### Required work
Reproduce every entry below precisely; do not include the pictures.

### Records shown
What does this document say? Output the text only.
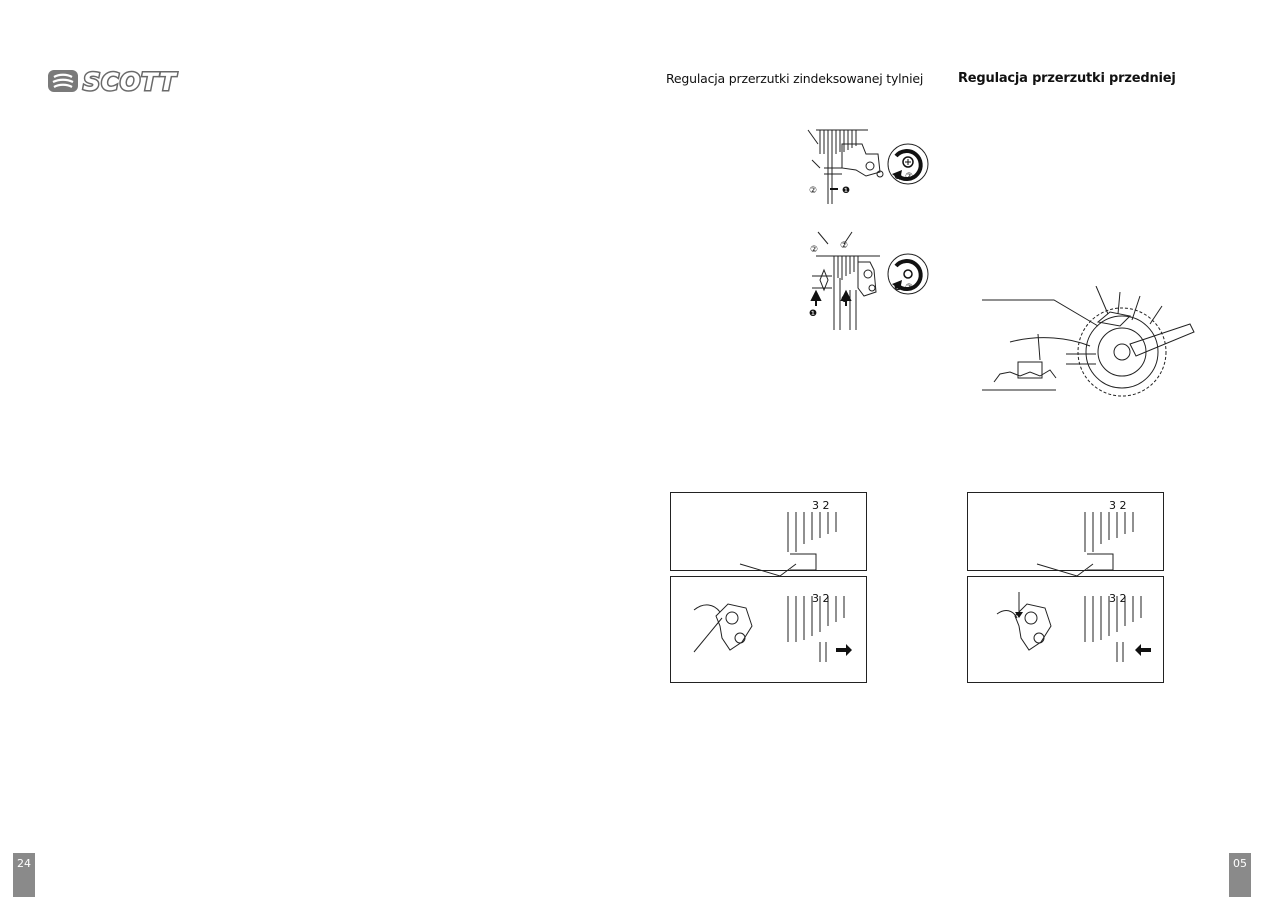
SCOTT	Regulacja przerzutki zindeksowanej tylniej	Regulacja przerzutki przedniej
❶ ②
②	❶
❶ ②
② ②
❶
❶
3 2
3 2
3 2
3 2
24	05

### Result of this exercise
What does this document say? Output the text only.
SCOTT	Regulacja przerzutki zindeksowanej tylniej	Regulacja przerzutki przedniej
❶ ②
②	❶
❶ ②
② ②
❶
❶
3 2
3 2
3 2
3 2
24	05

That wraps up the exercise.